Work to do: Isolate every line in the records below with "series" in it.

The records:
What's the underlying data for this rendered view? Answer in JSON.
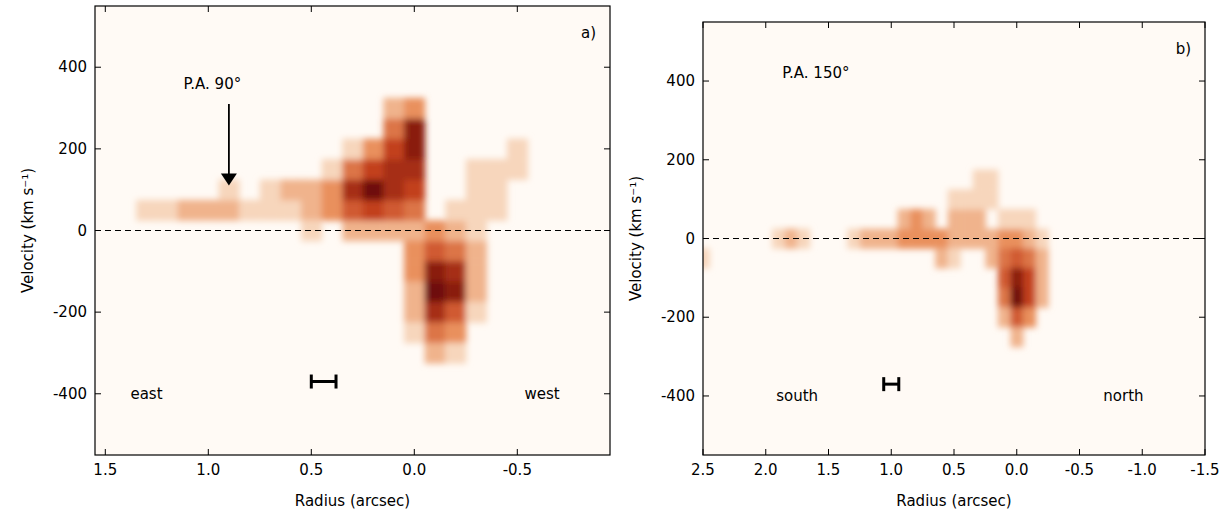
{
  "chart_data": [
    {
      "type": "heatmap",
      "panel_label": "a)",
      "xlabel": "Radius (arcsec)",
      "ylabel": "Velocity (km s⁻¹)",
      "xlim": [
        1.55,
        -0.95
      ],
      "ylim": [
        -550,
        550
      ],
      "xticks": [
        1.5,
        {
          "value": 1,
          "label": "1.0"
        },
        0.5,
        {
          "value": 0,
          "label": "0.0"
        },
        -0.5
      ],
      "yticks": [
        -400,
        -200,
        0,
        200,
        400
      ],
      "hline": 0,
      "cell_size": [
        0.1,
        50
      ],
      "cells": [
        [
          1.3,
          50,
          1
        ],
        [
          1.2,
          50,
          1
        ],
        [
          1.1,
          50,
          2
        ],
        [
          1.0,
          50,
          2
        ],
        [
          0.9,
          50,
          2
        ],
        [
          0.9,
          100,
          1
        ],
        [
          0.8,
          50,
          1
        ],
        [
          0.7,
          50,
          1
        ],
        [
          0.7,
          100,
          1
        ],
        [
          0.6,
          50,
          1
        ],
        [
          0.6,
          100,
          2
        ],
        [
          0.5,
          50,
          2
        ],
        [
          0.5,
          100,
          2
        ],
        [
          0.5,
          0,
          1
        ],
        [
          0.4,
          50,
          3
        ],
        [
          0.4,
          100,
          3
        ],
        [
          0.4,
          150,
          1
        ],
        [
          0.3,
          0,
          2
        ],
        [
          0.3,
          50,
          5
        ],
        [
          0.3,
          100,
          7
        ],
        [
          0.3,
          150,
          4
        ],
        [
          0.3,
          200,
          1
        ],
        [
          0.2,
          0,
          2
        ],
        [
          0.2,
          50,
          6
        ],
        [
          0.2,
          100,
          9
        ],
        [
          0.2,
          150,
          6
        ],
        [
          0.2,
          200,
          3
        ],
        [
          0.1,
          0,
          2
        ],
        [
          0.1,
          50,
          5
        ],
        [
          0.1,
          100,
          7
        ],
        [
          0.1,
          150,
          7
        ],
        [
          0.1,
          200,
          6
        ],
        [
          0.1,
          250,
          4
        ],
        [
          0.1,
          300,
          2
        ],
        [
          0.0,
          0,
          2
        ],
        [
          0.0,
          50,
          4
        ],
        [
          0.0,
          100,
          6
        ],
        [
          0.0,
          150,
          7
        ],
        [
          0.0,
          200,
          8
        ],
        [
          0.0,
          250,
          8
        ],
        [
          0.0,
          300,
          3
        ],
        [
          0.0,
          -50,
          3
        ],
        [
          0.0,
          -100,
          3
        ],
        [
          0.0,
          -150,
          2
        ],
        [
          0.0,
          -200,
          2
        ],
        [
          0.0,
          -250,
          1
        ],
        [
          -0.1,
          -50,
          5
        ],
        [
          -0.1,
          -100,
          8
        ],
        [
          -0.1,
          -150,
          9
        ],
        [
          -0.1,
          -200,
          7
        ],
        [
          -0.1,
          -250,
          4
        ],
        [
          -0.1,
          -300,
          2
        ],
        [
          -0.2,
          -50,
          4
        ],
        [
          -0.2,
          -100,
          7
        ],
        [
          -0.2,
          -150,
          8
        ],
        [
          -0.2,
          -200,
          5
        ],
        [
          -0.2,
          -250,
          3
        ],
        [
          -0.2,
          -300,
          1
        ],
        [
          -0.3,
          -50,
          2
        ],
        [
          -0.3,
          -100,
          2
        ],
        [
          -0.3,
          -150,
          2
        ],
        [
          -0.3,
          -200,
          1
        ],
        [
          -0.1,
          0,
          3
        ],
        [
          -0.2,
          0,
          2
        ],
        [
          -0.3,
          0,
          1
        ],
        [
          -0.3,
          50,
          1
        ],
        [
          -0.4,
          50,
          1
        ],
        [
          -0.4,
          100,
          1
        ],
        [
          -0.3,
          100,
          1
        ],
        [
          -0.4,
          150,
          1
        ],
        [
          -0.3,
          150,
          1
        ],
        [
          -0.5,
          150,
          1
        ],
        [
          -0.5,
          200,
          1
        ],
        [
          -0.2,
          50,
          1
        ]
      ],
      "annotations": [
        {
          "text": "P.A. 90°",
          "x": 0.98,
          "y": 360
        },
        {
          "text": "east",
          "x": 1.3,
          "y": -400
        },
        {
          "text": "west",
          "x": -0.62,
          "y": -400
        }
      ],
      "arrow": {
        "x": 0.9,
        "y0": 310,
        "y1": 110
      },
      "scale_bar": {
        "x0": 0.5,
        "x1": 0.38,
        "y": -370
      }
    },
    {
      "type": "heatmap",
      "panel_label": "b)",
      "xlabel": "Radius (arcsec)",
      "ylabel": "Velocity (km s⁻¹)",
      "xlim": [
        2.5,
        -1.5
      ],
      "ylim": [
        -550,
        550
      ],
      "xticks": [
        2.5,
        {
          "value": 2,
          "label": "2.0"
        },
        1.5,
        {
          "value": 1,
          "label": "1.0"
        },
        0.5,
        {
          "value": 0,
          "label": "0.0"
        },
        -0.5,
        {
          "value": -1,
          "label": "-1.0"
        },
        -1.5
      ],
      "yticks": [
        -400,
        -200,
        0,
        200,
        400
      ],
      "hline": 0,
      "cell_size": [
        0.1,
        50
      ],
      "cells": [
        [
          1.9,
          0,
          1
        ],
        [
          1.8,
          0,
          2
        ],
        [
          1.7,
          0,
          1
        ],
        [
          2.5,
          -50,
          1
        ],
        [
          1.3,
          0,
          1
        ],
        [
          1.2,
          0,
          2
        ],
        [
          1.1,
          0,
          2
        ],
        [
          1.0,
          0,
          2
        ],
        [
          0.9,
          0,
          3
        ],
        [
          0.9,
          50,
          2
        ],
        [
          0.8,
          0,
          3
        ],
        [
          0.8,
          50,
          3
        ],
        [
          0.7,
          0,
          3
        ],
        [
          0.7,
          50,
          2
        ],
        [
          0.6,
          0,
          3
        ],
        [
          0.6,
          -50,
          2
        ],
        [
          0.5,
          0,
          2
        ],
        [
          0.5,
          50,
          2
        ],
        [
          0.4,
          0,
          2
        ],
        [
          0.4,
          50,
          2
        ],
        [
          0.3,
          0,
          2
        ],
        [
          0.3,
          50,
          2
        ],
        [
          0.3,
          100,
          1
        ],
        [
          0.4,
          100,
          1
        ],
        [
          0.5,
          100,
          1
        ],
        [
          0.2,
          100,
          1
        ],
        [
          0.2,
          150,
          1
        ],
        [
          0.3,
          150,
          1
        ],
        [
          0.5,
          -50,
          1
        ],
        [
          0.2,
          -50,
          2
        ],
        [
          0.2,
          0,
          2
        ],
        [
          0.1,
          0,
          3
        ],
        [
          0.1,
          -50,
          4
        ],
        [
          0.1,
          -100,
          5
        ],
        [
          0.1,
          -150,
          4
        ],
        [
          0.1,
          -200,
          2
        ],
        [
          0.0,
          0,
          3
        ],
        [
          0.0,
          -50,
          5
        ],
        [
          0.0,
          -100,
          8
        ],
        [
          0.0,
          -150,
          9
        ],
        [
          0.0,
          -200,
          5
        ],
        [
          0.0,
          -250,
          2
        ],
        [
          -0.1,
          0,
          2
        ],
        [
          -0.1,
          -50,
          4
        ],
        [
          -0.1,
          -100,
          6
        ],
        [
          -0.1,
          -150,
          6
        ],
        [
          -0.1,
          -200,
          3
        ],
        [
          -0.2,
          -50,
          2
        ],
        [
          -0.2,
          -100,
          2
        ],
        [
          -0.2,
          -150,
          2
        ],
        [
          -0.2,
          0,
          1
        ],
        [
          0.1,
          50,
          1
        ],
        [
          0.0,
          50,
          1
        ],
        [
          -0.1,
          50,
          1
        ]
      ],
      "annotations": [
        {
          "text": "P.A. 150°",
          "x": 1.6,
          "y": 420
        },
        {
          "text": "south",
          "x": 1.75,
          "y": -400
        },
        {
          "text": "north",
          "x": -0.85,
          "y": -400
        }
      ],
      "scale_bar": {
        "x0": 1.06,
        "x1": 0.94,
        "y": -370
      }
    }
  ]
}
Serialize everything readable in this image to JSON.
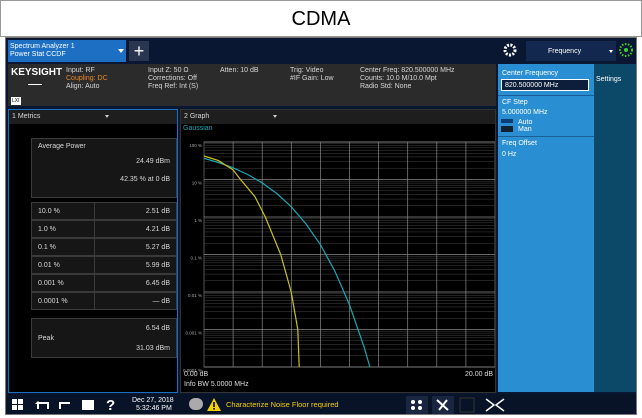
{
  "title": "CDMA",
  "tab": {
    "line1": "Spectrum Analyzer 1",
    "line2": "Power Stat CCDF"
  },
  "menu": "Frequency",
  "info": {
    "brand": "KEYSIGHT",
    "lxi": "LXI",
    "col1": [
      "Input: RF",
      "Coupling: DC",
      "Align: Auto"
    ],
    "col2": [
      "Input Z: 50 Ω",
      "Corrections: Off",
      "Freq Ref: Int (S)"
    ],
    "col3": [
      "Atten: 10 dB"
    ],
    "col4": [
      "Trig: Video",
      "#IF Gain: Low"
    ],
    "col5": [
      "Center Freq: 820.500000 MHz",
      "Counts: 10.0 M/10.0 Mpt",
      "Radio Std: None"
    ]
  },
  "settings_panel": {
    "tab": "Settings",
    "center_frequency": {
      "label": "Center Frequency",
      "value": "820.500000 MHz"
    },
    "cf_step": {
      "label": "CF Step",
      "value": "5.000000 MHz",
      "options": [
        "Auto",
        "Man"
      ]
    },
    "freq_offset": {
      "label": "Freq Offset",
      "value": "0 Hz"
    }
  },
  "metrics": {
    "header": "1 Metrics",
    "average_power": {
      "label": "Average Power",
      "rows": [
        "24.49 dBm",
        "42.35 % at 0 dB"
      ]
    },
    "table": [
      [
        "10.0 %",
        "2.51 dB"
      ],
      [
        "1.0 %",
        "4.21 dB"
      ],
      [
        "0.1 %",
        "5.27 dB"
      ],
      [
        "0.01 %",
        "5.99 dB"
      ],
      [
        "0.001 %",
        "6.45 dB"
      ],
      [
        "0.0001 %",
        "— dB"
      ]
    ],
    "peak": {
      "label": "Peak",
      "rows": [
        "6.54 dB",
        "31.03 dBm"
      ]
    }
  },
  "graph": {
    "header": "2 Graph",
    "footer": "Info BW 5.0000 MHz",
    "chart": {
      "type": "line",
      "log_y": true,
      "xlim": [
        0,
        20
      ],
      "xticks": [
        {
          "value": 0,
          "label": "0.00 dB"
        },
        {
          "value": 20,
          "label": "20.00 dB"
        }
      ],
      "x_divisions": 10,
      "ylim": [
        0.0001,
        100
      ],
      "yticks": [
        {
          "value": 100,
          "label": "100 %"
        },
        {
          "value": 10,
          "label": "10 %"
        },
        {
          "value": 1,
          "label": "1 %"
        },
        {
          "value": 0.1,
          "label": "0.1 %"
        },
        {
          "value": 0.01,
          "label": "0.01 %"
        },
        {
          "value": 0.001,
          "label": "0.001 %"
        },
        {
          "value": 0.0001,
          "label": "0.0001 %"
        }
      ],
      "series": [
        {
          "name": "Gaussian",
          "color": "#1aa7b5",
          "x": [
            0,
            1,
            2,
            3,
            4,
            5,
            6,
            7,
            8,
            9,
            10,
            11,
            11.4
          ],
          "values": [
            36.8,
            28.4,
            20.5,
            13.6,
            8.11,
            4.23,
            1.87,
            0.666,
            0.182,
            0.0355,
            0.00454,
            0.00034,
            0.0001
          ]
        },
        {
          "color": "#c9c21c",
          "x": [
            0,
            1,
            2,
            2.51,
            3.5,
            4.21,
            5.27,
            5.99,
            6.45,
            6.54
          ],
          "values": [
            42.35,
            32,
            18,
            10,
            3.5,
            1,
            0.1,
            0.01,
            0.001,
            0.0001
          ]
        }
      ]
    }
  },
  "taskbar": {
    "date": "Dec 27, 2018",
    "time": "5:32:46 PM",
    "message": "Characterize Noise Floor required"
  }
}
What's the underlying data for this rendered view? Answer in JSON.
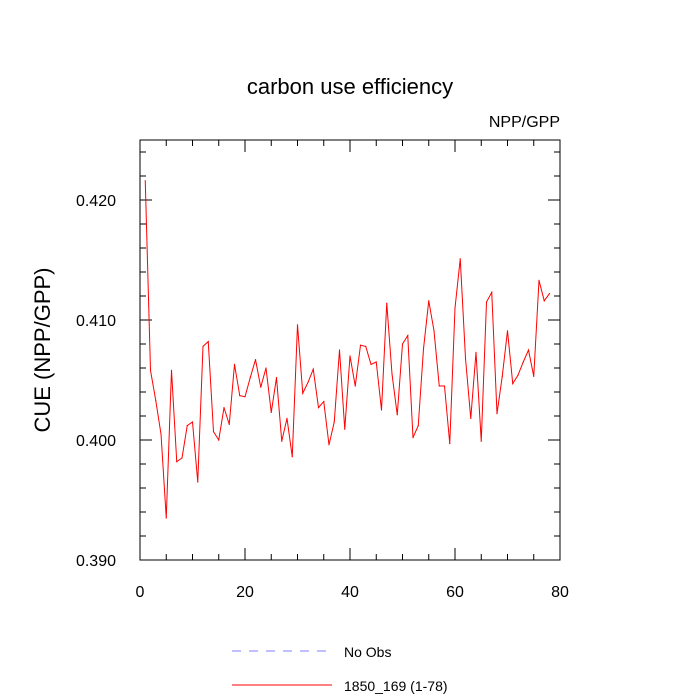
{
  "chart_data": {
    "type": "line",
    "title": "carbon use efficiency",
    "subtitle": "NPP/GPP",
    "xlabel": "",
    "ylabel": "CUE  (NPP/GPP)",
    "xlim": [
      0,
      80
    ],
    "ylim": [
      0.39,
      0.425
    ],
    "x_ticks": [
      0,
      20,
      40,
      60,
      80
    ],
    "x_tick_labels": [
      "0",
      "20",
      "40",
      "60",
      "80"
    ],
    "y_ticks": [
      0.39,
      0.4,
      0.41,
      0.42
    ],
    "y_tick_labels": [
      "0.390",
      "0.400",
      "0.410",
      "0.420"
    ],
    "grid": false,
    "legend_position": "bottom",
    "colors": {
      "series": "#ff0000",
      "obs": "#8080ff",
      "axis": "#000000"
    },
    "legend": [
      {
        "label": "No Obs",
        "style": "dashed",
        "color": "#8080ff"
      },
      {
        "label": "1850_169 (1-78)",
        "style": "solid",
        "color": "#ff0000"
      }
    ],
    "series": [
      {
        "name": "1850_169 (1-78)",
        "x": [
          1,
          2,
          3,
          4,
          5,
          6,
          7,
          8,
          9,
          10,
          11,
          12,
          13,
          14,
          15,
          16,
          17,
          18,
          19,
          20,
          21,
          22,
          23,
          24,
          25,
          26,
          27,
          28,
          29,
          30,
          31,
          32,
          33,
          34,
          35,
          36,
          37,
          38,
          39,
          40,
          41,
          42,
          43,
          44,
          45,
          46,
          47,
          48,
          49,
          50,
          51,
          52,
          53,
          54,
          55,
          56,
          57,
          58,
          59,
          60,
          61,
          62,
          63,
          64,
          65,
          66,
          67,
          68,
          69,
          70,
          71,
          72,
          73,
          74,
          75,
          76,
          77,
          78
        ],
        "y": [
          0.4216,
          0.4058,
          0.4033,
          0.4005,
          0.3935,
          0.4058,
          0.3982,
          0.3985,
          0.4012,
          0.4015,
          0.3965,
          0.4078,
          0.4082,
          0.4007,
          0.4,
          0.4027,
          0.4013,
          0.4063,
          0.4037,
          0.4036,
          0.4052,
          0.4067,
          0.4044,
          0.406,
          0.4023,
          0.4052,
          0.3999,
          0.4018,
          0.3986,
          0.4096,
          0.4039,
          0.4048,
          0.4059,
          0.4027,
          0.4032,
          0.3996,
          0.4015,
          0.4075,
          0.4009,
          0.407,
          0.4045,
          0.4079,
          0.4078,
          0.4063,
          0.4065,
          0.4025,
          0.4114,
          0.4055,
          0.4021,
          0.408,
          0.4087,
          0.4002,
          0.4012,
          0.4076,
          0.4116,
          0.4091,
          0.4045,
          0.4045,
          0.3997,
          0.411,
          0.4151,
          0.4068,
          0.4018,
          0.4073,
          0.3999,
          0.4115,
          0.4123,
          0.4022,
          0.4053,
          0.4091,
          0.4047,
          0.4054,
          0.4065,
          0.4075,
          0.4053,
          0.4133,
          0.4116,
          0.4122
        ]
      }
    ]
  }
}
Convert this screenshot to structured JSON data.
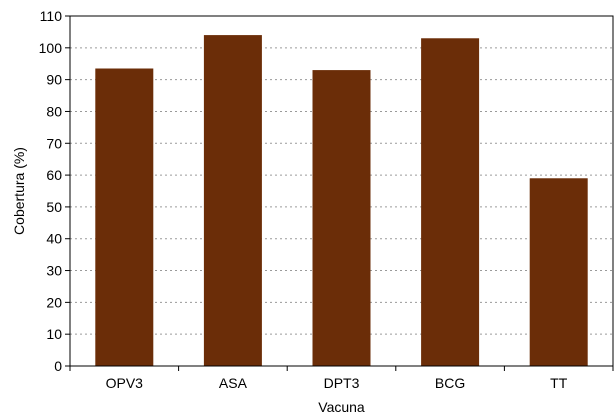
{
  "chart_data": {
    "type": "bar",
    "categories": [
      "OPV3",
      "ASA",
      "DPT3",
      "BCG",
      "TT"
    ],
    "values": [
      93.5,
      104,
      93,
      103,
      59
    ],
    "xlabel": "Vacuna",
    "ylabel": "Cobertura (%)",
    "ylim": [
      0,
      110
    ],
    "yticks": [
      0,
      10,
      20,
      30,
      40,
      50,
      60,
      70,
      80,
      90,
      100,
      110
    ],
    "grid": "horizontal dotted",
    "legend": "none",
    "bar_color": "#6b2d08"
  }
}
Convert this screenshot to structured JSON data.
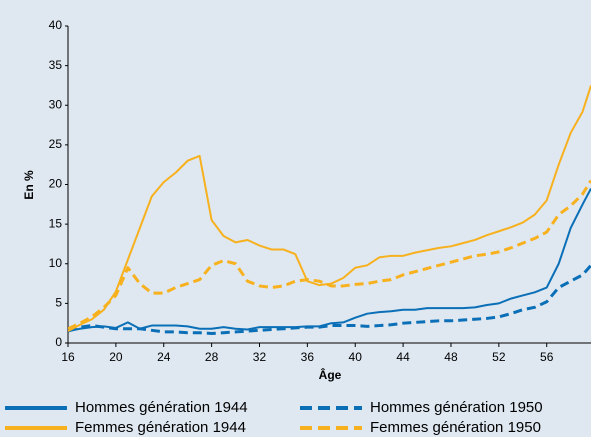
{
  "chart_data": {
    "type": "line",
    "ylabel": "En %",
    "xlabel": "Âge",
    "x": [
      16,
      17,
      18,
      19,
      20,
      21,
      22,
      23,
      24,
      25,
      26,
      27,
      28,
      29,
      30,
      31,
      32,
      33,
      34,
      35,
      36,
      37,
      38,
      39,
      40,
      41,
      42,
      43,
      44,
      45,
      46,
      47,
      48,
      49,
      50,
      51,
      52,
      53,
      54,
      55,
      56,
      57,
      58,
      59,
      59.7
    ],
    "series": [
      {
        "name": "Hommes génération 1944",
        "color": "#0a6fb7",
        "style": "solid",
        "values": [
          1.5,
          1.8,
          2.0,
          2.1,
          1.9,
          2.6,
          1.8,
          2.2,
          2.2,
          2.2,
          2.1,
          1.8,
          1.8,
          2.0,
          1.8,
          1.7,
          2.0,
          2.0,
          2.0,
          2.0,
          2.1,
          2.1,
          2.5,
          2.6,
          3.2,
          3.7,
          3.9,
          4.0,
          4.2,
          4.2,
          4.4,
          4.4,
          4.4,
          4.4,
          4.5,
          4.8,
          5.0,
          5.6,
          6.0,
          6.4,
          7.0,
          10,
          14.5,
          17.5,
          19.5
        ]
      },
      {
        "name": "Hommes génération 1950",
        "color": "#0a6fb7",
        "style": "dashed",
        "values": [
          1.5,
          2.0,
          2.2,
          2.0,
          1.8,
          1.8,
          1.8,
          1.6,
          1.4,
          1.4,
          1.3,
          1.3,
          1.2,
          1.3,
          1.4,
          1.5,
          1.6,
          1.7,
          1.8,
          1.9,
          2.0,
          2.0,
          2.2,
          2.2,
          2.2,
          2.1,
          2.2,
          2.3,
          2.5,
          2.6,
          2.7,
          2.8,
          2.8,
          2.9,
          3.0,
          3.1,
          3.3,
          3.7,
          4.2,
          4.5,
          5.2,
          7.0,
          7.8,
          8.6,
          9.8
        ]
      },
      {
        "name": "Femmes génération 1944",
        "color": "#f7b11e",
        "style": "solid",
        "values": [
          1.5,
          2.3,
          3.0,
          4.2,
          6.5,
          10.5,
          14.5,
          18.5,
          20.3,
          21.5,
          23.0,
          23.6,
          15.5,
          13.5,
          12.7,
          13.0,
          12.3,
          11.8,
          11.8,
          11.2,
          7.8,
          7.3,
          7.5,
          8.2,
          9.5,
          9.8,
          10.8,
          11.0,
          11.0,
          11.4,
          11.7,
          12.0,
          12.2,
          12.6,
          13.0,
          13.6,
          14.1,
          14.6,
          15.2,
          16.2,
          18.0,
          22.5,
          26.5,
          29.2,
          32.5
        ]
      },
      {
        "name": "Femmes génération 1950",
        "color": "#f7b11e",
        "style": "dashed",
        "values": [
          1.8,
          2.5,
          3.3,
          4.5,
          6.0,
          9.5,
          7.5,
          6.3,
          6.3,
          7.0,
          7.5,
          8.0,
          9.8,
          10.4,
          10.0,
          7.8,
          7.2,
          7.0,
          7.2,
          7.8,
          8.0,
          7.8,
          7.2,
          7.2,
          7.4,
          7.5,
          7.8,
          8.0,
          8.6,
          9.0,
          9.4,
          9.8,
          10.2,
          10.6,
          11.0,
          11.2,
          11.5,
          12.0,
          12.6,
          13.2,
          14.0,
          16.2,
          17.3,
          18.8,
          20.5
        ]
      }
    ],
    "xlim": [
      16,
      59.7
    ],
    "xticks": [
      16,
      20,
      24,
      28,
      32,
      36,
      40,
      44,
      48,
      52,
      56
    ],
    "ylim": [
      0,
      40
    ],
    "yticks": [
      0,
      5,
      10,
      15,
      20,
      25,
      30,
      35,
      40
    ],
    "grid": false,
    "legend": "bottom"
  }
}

Task result:
      "series": [
      "series": "#ff0000",
    "series": [
    "series": [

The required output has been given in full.